═══ RECORDS FOR THIS TASK ═══
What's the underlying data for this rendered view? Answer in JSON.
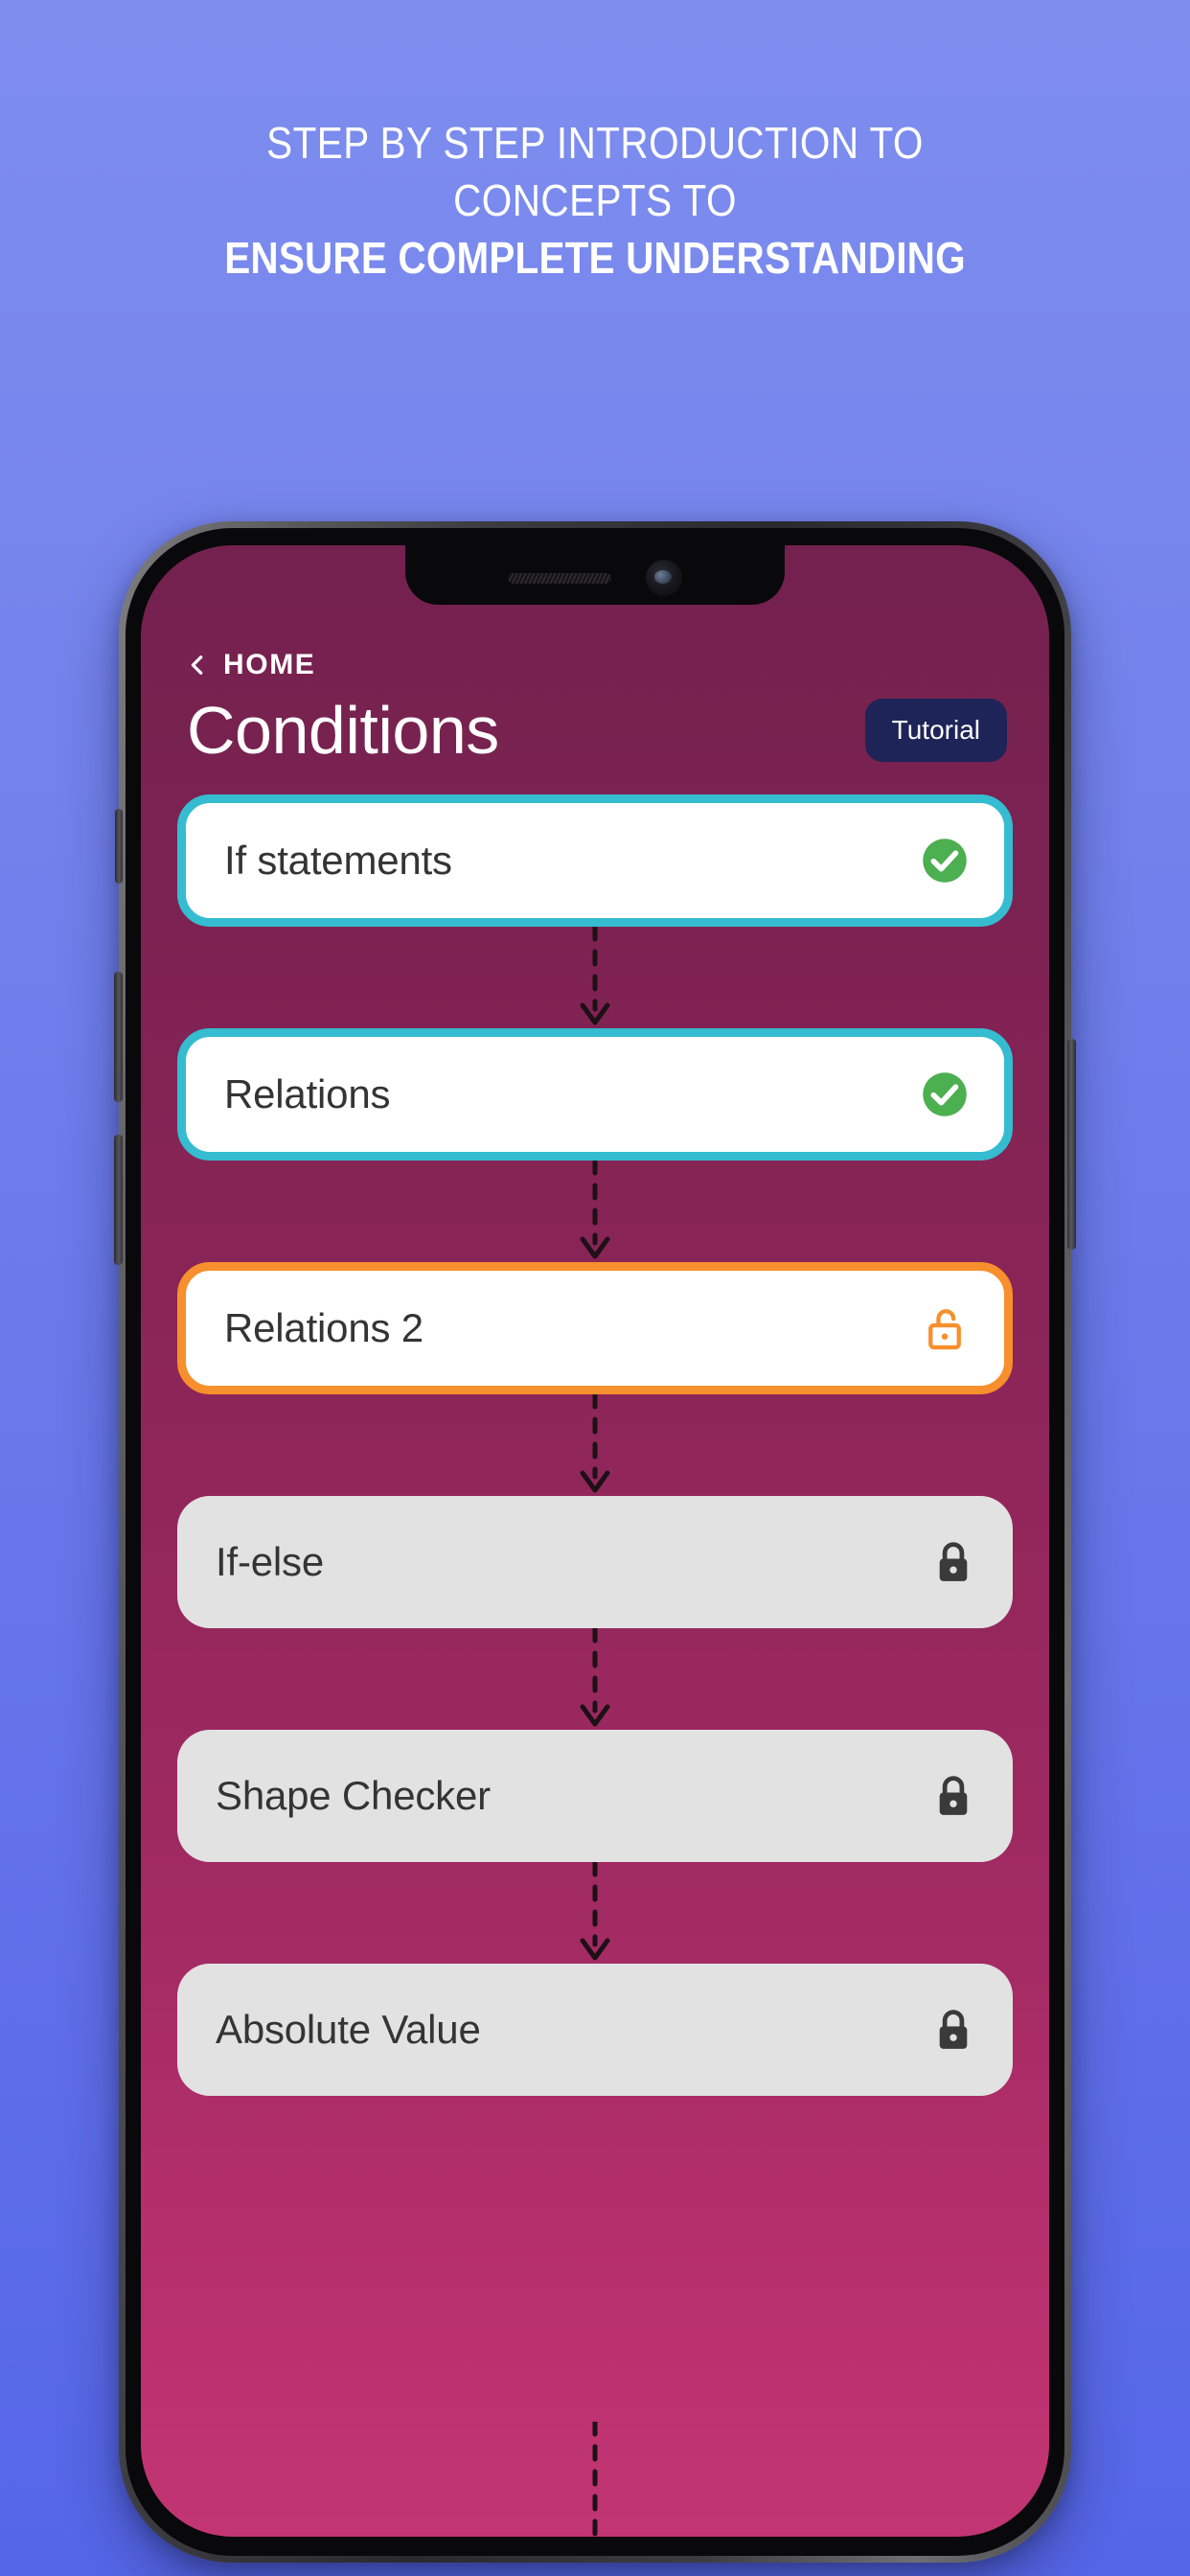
{
  "promo": {
    "line1": "STEP BY STEP INTRODUCTION TO",
    "line2": "CONCEPTS TO",
    "line3": "ENSURE COMPLETE UNDERSTANDING"
  },
  "colors": {
    "background_top": "#7e8dee",
    "background_bottom": "#5566e8",
    "screen_top": "#74214f",
    "screen_bottom": "#c23573",
    "accent_teal": "#35bcd0",
    "accent_orange": "#f7902c",
    "accent_green": "#4caf50",
    "tutorial_button": "#1e2457",
    "card_locked": "#e2e2e2",
    "card_open": "#ffffff"
  },
  "app": {
    "back_nav": {
      "label": "HOME",
      "icon": "chevron-left-icon"
    },
    "title": "Conditions",
    "tutorial_button": {
      "label": "Tutorial"
    },
    "lessons": [
      {
        "label": "If statements",
        "state": "done",
        "icon": "check-circle-icon"
      },
      {
        "label": "Relations",
        "state": "done",
        "icon": "check-circle-icon"
      },
      {
        "label": "Relations 2",
        "state": "unlocked",
        "icon": "unlock-icon"
      },
      {
        "label": "If-else",
        "state": "locked",
        "icon": "lock-icon"
      },
      {
        "label": "Shape Checker",
        "state": "locked",
        "icon": "lock-icon"
      },
      {
        "label": "Absolute Value",
        "state": "locked",
        "icon": "lock-icon"
      }
    ]
  },
  "device": {
    "notch": {
      "speaker": "speaker-grille",
      "camera": "front-camera"
    },
    "buttons": [
      "silent-switch",
      "volume-down-button",
      "volume-up-button",
      "power-button"
    ]
  }
}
═══
→ WRITTEN TASK
Print every record above exactly as written, leaving out the pictures.

→ EXERCISE OUTPUT
What's the underlying data for this rendered view? Answer in JSON.
{
  "promo": {
    "line1": "STEP BY STEP INTRODUCTION TO",
    "line2": "CONCEPTS TO",
    "line3": "ENSURE COMPLETE UNDERSTANDING"
  },
  "colors": {
    "background_top": "#7e8dee",
    "background_bottom": "#5566e8",
    "screen_top": "#74214f",
    "screen_bottom": "#c23573",
    "accent_teal": "#35bcd0",
    "accent_orange": "#f7902c",
    "accent_green": "#4caf50",
    "tutorial_button": "#1e2457",
    "card_locked": "#e2e2e2",
    "card_open": "#ffffff"
  },
  "app": {
    "back_nav": {
      "label": "HOME",
      "icon": "chevron-left-icon"
    },
    "title": "Conditions",
    "tutorial_button": {
      "label": "Tutorial"
    },
    "lessons": [
      {
        "label": "If statements",
        "state": "done",
        "icon": "check-circle-icon"
      },
      {
        "label": "Relations",
        "state": "done",
        "icon": "check-circle-icon"
      },
      {
        "label": "Relations 2",
        "state": "unlocked",
        "icon": "unlock-icon"
      },
      {
        "label": "If-else",
        "state": "locked",
        "icon": "lock-icon"
      },
      {
        "label": "Shape Checker",
        "state": "locked",
        "icon": "lock-icon"
      },
      {
        "label": "Absolute Value",
        "state": "locked",
        "icon": "lock-icon"
      }
    ]
  },
  "device": {
    "notch": {
      "speaker": "speaker-grille",
      "camera": "front-camera"
    },
    "buttons": [
      "silent-switch",
      "volume-down-button",
      "volume-up-button",
      "power-button"
    ]
  }
}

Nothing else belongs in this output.